- [Exercise details] All lines featuring the string "name" are to be listed.

- [Extracted information]
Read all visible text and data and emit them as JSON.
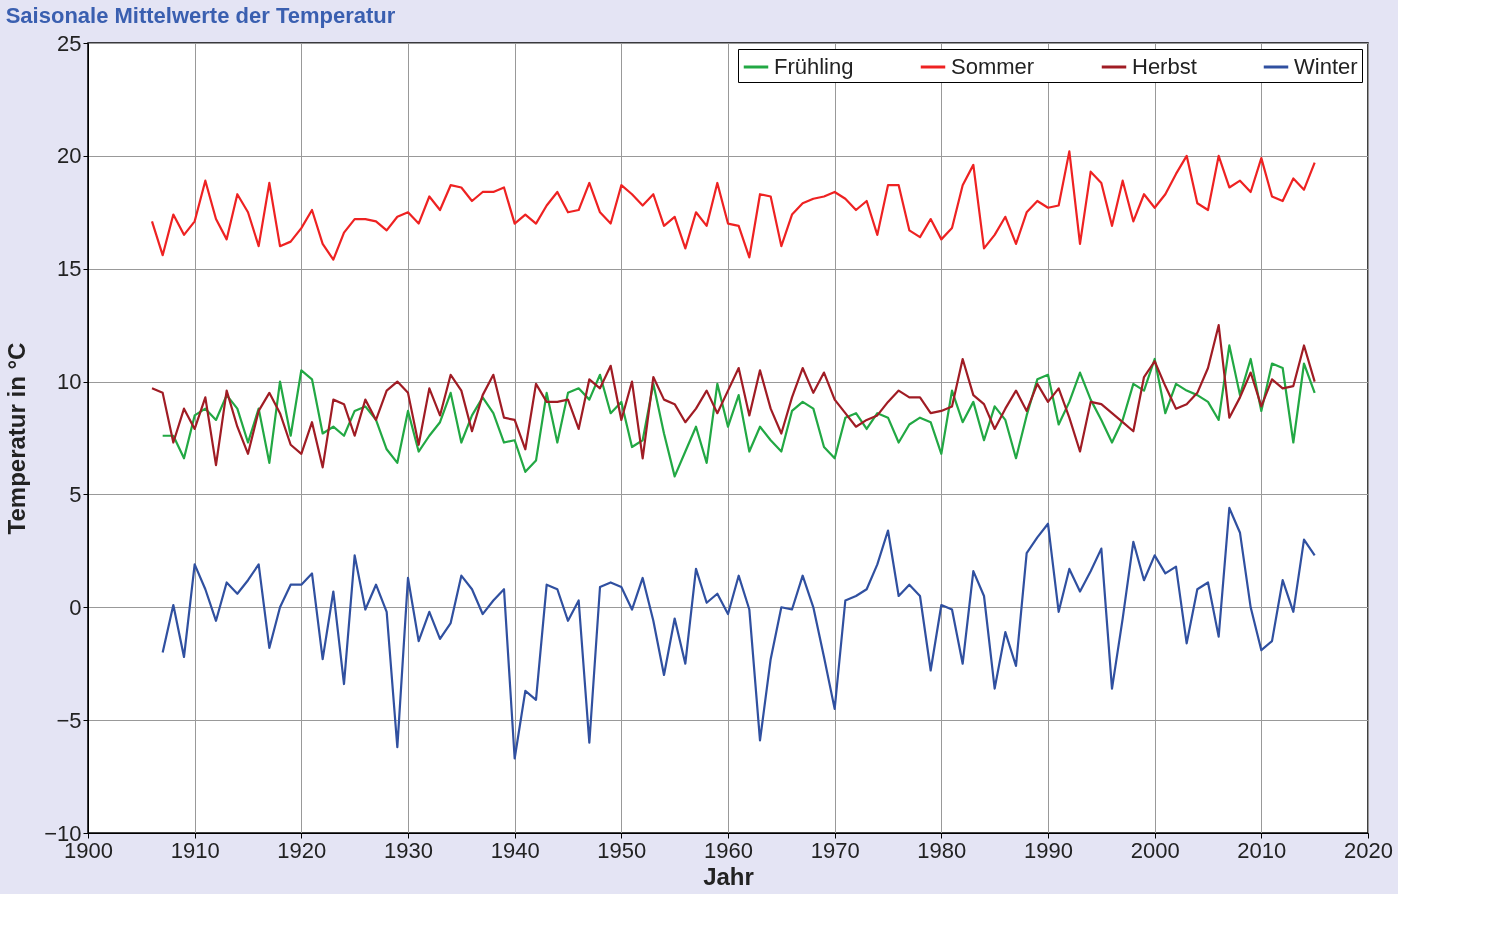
{
  "chart_data": {
    "type": "line",
    "title": "Saisonale Mittelwerte der Temperatur",
    "xlabel": "Jahr",
    "ylabel": "Temperatur in °C",
    "xlim": [
      1900,
      2020
    ],
    "xticks": [
      1900,
      1910,
      1920,
      1930,
      1940,
      1950,
      1960,
      1970,
      1980,
      1990,
      2000,
      2010,
      2020
    ],
    "ylim": [
      -10,
      25
    ],
    "yticks": [
      -10,
      -5,
      0,
      5,
      10,
      15,
      20,
      25
    ],
    "grid": true,
    "legend": "top right",
    "line_style": "solid",
    "marker": "none",
    "series": [
      {
        "name": "Frühling",
        "color": "#22a844",
        "x": [
          1907,
          1908,
          1909,
          1910,
          1911,
          1912,
          1913,
          1914,
          1915,
          1916,
          1917,
          1918,
          1919,
          1920,
          1921,
          1922,
          1923,
          1924,
          1925,
          1926,
          1927,
          1928,
          1929,
          1930,
          1931,
          1932,
          1933,
          1934,
          1935,
          1936,
          1937,
          1938,
          1939,
          1940,
          1941,
          1942,
          1943,
          1944,
          1945,
          1946,
          1947,
          1948,
          1949,
          1950,
          1951,
          1952,
          1953,
          1954,
          1955,
          1956,
          1957,
          1958,
          1959,
          1960,
          1961,
          1962,
          1963,
          1964,
          1965,
          1966,
          1967,
          1968,
          1969,
          1970,
          1971,
          1972,
          1973,
          1974,
          1975,
          1976,
          1977,
          1978,
          1979,
          1980,
          1981,
          1982,
          1983,
          1984,
          1985,
          1986,
          1987,
          1988,
          1989,
          1990,
          1991,
          1992,
          1993,
          1994,
          1995,
          1996,
          1997,
          1998,
          1999,
          2000,
          2001,
          2002,
          2003,
          2004,
          2005,
          2006,
          2007,
          2008,
          2009,
          2010,
          2011,
          2012,
          2013,
          2014,
          2015
        ],
        "values": [
          7.6,
          7.6,
          6.6,
          8.5,
          8.8,
          8.3,
          9.4,
          8.8,
          7.3,
          8.8,
          6.4,
          10.0,
          7.6,
          10.5,
          10.1,
          7.7,
          8.0,
          7.6,
          8.7,
          8.9,
          8.3,
          7.0,
          6.4,
          8.7,
          6.9,
          7.6,
          8.2,
          9.5,
          7.3,
          8.5,
          9.3,
          8.6,
          7.3,
          7.4,
          6.0,
          6.5,
          9.5,
          7.3,
          9.5,
          9.7,
          9.2,
          10.3,
          8.6,
          9.1,
          7.1,
          7.4,
          9.9,
          7.7,
          5.8,
          6.9,
          8.0,
          6.4,
          9.9,
          8.0,
          9.4,
          6.9,
          8.0,
          7.4,
          6.9,
          8.7,
          9.1,
          8.8,
          7.1,
          6.6,
          8.4,
          8.6,
          7.9,
          8.6,
          8.4,
          7.3,
          8.1,
          8.4,
          8.2,
          6.8,
          9.6,
          8.2,
          9.1,
          7.4,
          8.9,
          8.3,
          6.6,
          8.5,
          10.1,
          10.3,
          8.1,
          9.1,
          10.4,
          9.2,
          8.3,
          7.3,
          8.3,
          9.9,
          9.6,
          11.0,
          8.6,
          9.9,
          9.6,
          9.4,
          9.1,
          8.3,
          11.6,
          9.4,
          11.0,
          8.7,
          10.8,
          10.6,
          7.3,
          10.8,
          9.5
        ]
      },
      {
        "name": "Sommer",
        "color": "#ee2222",
        "x": [
          1906,
          1907,
          1908,
          1909,
          1910,
          1911,
          1912,
          1913,
          1914,
          1915,
          1916,
          1917,
          1918,
          1919,
          1920,
          1921,
          1922,
          1923,
          1924,
          1925,
          1926,
          1927,
          1928,
          1929,
          1930,
          1931,
          1932,
          1933,
          1934,
          1935,
          1936,
          1937,
          1938,
          1939,
          1940,
          1941,
          1942,
          1943,
          1944,
          1945,
          1946,
          1947,
          1948,
          1949,
          1950,
          1951,
          1952,
          1953,
          1954,
          1955,
          1956,
          1957,
          1958,
          1959,
          1960,
          1961,
          1962,
          1963,
          1964,
          1965,
          1966,
          1967,
          1968,
          1969,
          1970,
          1971,
          1972,
          1973,
          1974,
          1975,
          1976,
          1977,
          1978,
          1979,
          1980,
          1981,
          1982,
          1983,
          1984,
          1985,
          1986,
          1987,
          1988,
          1989,
          1990,
          1991,
          1992,
          1993,
          1994,
          1995,
          1996,
          1997,
          1998,
          1999,
          2000,
          2001,
          2002,
          2003,
          2004,
          2005,
          2006,
          2007,
          2008,
          2009,
          2010,
          2011,
          2012,
          2013,
          2014,
          2015
        ],
        "values": [
          17.1,
          15.6,
          17.4,
          16.5,
          17.1,
          18.9,
          17.2,
          16.3,
          18.3,
          17.5,
          16.0,
          18.8,
          16.0,
          16.2,
          16.8,
          17.6,
          16.1,
          15.4,
          16.6,
          17.2,
          17.2,
          17.1,
          16.7,
          17.3,
          17.5,
          17.0,
          18.2,
          17.6,
          18.7,
          18.6,
          18.0,
          18.4,
          18.4,
          18.6,
          17.0,
          17.4,
          17.0,
          17.8,
          18.4,
          17.5,
          17.6,
          18.8,
          17.5,
          17.0,
          18.7,
          18.3,
          17.8,
          18.3,
          16.9,
          17.3,
          15.9,
          17.5,
          16.9,
          18.8,
          17.0,
          16.9,
          15.5,
          18.3,
          18.2,
          16.0,
          17.4,
          17.9,
          18.1,
          18.2,
          18.4,
          18.1,
          17.6,
          18.0,
          16.5,
          18.7,
          18.7,
          16.7,
          16.4,
          17.2,
          16.3,
          16.8,
          18.7,
          19.6,
          15.9,
          16.5,
          17.3,
          16.1,
          17.5,
          18.0,
          17.7,
          17.8,
          20.2,
          16.1,
          19.3,
          18.8,
          16.9,
          18.9,
          17.1,
          18.3,
          17.7,
          18.3,
          19.2,
          20.0,
          17.9,
          17.6,
          20.0,
          18.6,
          18.9,
          18.4,
          19.9,
          18.2,
          18.0,
          19.0,
          18.5,
          19.7
        ]
      },
      {
        "name": "Herbst",
        "color": "#a01c24",
        "x": [
          1906,
          1907,
          1908,
          1909,
          1910,
          1911,
          1912,
          1913,
          1914,
          1915,
          1916,
          1917,
          1918,
          1919,
          1920,
          1921,
          1922,
          1923,
          1924,
          1925,
          1926,
          1927,
          1928,
          1929,
          1930,
          1931,
          1932,
          1933,
          1934,
          1935,
          1936,
          1937,
          1938,
          1939,
          1940,
          1941,
          1942,
          1943,
          1944,
          1945,
          1946,
          1947,
          1948,
          1949,
          1950,
          1951,
          1952,
          1953,
          1954,
          1955,
          1956,
          1957,
          1958,
          1959,
          1960,
          1961,
          1962,
          1963,
          1964,
          1965,
          1966,
          1967,
          1968,
          1969,
          1970,
          1971,
          1972,
          1973,
          1974,
          1975,
          1976,
          1977,
          1978,
          1979,
          1980,
          1981,
          1982,
          1983,
          1984,
          1985,
          1986,
          1987,
          1988,
          1989,
          1990,
          1991,
          1992,
          1993,
          1994,
          1995,
          1996,
          1997,
          1998,
          1999,
          2000,
          2001,
          2002,
          2003,
          2004,
          2005,
          2006,
          2007,
          2008,
          2009,
          2010,
          2011,
          2012,
          2013,
          2014,
          2015
        ],
        "values": [
          9.7,
          9.5,
          7.3,
          8.8,
          7.9,
          9.3,
          6.3,
          9.6,
          8.0,
          6.8,
          8.7,
          9.5,
          8.6,
          7.2,
          6.8,
          8.2,
          6.2,
          9.2,
          9.0,
          7.6,
          9.2,
          8.3,
          9.6,
          10.0,
          9.5,
          7.2,
          9.7,
          8.5,
          10.3,
          9.6,
          7.8,
          9.4,
          10.3,
          8.4,
          8.3,
          7.0,
          9.9,
          9.1,
          9.1,
          9.2,
          7.9,
          10.1,
          9.7,
          10.7,
          8.3,
          10.0,
          6.6,
          10.2,
          9.2,
          9.0,
          8.2,
          8.8,
          9.6,
          8.6,
          9.6,
          10.6,
          8.5,
          10.5,
          8.8,
          7.7,
          9.3,
          10.6,
          9.5,
          10.4,
          9.2,
          8.6,
          8.0,
          8.3,
          8.5,
          9.1,
          9.6,
          9.3,
          9.3,
          8.6,
          8.7,
          8.9,
          11.0,
          9.4,
          9.0,
          7.9,
          8.8,
          9.6,
          8.7,
          9.9,
          9.1,
          9.7,
          8.4,
          6.9,
          9.1,
          9.0,
          8.6,
          8.2,
          7.8,
          10.2,
          10.9,
          9.8,
          8.8,
          9.0,
          9.5,
          10.6,
          12.5,
          8.4,
          9.3,
          10.4,
          8.9,
          10.1,
          9.7,
          9.8,
          11.6,
          10.0
        ]
      },
      {
        "name": "Winter",
        "color": "#3050a0",
        "x": [
          1907,
          1908,
          1909,
          1910,
          1911,
          1912,
          1913,
          1914,
          1915,
          1916,
          1917,
          1918,
          1919,
          1920,
          1921,
          1922,
          1923,
          1924,
          1925,
          1926,
          1927,
          1928,
          1929,
          1930,
          1931,
          1932,
          1933,
          1934,
          1935,
          1936,
          1937,
          1938,
          1939,
          1940,
          1941,
          1942,
          1943,
          1944,
          1945,
          1946,
          1947,
          1948,
          1949,
          1950,
          1951,
          1952,
          1953,
          1954,
          1955,
          1956,
          1957,
          1958,
          1959,
          1960,
          1961,
          1962,
          1963,
          1964,
          1965,
          1966,
          1967,
          1968,
          1969,
          1970,
          1971,
          1972,
          1973,
          1974,
          1975,
          1976,
          1977,
          1978,
          1979,
          1980,
          1981,
          1982,
          1983,
          1984,
          1985,
          1986,
          1987,
          1988,
          1989,
          1990,
          1991,
          1992,
          1993,
          1994,
          1995,
          1996,
          1997,
          1998,
          1999,
          2000,
          2001,
          2002,
          2003,
          2004,
          2005,
          2006,
          2007,
          2008,
          2009,
          2010,
          2011,
          2012,
          2013,
          2014,
          2015
        ],
        "values": [
          -2.0,
          0.1,
          -2.2,
          1.9,
          0.8,
          -0.6,
          1.1,
          0.6,
          1.2,
          1.9,
          -1.8,
          0.0,
          1.0,
          1.0,
          1.5,
          -2.3,
          0.7,
          -3.4,
          2.3,
          -0.1,
          1.0,
          -0.2,
          -6.2,
          1.3,
          -1.5,
          -0.2,
          -1.4,
          -0.7,
          1.4,
          0.8,
          -0.3,
          0.3,
          0.8,
          -6.7,
          -3.7,
          -4.1,
          1.0,
          0.8,
          -0.6,
          0.3,
          -6.0,
          0.9,
          1.1,
          0.9,
          -0.1,
          1.3,
          -0.6,
          -3.0,
          -0.5,
          -2.5,
          1.7,
          0.2,
          0.6,
          -0.3,
          1.4,
          -0.1,
          -5.9,
          -2.3,
          0.0,
          -0.1,
          1.4,
          0.0,
          -2.2,
          -4.5,
          0.3,
          0.5,
          0.8,
          1.9,
          3.4,
          0.5,
          1.0,
          0.5,
          -2.8,
          0.1,
          -0.1,
          -2.5,
          1.6,
          0.5,
          -3.6,
          -1.1,
          -2.6,
          2.4,
          3.1,
          3.7,
          -0.2,
          1.7,
          0.7,
          1.6,
          2.6,
          -3.6,
          -0.5,
          2.9,
          1.2,
          2.3,
          1.5,
          1.8,
          -1.6,
          0.8,
          1.1,
          -1.3,
          4.4,
          3.3,
          0.0,
          -1.9,
          -1.5,
          1.2,
          -0.2,
          3.0,
          2.3
        ]
      }
    ]
  }
}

- [Complete answer]
        "name": "Frühling",
        "name": "Sommer",
        "name": "Herbst",
        "name": "Winter",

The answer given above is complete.